#### [Your instructions]
The data must be written out once more, precisely as given.

#### [Recorded data]
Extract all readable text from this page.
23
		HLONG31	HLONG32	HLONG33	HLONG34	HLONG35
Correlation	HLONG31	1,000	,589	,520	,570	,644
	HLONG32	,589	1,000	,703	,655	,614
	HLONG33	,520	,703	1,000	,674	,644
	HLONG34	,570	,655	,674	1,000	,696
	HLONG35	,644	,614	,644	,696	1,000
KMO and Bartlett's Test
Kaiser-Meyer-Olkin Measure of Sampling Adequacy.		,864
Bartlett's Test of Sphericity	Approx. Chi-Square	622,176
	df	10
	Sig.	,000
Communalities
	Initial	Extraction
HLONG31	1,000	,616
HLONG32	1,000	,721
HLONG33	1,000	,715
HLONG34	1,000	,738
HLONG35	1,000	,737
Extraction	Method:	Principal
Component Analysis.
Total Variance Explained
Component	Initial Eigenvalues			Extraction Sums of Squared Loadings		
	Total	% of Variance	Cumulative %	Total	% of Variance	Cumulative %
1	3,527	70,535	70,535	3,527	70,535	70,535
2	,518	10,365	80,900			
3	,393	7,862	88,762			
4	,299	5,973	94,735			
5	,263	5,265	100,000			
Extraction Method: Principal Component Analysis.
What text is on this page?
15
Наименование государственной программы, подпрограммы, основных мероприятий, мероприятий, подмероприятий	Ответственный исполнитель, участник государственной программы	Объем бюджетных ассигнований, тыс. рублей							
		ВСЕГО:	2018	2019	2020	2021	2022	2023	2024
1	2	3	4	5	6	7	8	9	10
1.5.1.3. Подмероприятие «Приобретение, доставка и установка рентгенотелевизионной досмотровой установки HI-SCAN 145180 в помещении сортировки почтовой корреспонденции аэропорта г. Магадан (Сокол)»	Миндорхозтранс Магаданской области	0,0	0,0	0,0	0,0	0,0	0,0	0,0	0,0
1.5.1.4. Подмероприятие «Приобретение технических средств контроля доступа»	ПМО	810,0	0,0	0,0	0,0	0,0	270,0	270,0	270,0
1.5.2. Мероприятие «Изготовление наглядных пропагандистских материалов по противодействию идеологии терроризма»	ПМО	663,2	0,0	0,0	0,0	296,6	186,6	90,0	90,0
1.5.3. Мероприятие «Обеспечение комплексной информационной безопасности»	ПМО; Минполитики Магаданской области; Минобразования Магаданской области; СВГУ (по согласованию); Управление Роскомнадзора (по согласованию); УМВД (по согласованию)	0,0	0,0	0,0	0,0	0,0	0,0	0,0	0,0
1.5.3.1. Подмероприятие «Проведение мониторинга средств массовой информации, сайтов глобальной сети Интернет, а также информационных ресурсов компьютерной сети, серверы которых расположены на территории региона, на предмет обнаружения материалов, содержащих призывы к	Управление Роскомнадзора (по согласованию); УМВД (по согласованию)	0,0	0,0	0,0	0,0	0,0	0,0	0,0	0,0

#### [Output for this task]
Extract all readable text from this page.
23
		HLONG31	HLONG32	HLONG33	HLONG34	HLONG35
Correlation	HLONG31	1,000	,589	,520	,570	,644
	HLONG32	,589	1,000	,703	,655	,614
	HLONG33	,520	,703	1,000	,674	,644
	HLONG34	,570	,655	,674	1,000	,696
	HLONG35	,644	,614	,644	,696	1,000
KMO and Bartlett's Test
Kaiser-Meyer-Olkin Measure of Sampling Adequacy.		,864
Bartlett's Test of Sphericity	Approx. Chi-Square	622,176
	df	10
	Sig.	,000
Communalities
	Initial	Extraction
HLONG31	1,000	,616
HLONG32	1,000	,721
HLONG33	1,000	,715
HLONG34	1,000	,738
HLONG35	1,000	,737
Extraction	Method:	Principal
Component Analysis.
Total Variance Explained
Component	Initial Eigenvalues			Extraction Sums of Squared Loadings		
	Total	% of Variance	Cumulative %	Total	% of Variance	Cumulative %
1	3,527	70,535	70,535	3,527	70,535	70,535
2	,518	10,365	80,900			
3	,393	7,862	88,762			
4	,299	5,973	94,735			
5	,263	5,265	100,000			
Extraction Method: Principal Component Analysis.
What text is on this page?
15
Наименование государственной программы, подпрограммы, основных мероприятий, мероприятий, подмероприятий	Ответственный исполнитель, участник государственной программы	Объем бюджетных ассигнований, тыс. рублей							
		ВСЕГО:	2018	2019	2020	2021	2022	2023	2024
1	2	3	4	5	6	7	8	9	10
1.5.1.3. Подмероприятие «Приобретение, доставка и установка рентгенотелевизионной досмотровой установки HI-SCAN 145180 в помещении сортировки почтовой корреспонденции аэропорта г. Магадан (Сокол)»	Миндорхозтранс Магаданской области	0,0	0,0	0,0	0,0	0,0	0,0	0,0	0,0
1.5.1.4. Подмероприятие «Приобретение технических средств контроля доступа»	ПМО	810,0	0,0	0,0	0,0	0,0	270,0	270,0	270,0
1.5.2. Мероприятие «Изготовление наглядных пропагандистских материалов по противодействию идеологии терроризма»	ПМО	663,2	0,0	0,0	0,0	296,6	186,6	90,0	90,0
1.5.3. Мероприятие «Обеспечение комплексной информационной безопасности»	ПМО; Минполитики Магаданской области; Минобразования Магаданской области; СВГУ (по согласованию); Управление Роскомнадзора (по согласованию); УМВД (по согласованию)	0,0	0,0	0,0	0,0	0,0	0,0	0,0	0,0
1.5.3.1. Подмероприятие «Проведение мониторинга средств массовой информации, сайтов глобальной сети Интернет, а также информационных ресурсов компьютерной сети, серверы которых расположены на территории региона, на предмет обнаружения материалов, содержащих призывы к	Управление Роскомнадзора (по согласованию); УМВД (по согласованию)	0,0	0,0	0,0	0,0	0,0	0,0	0,0	0,0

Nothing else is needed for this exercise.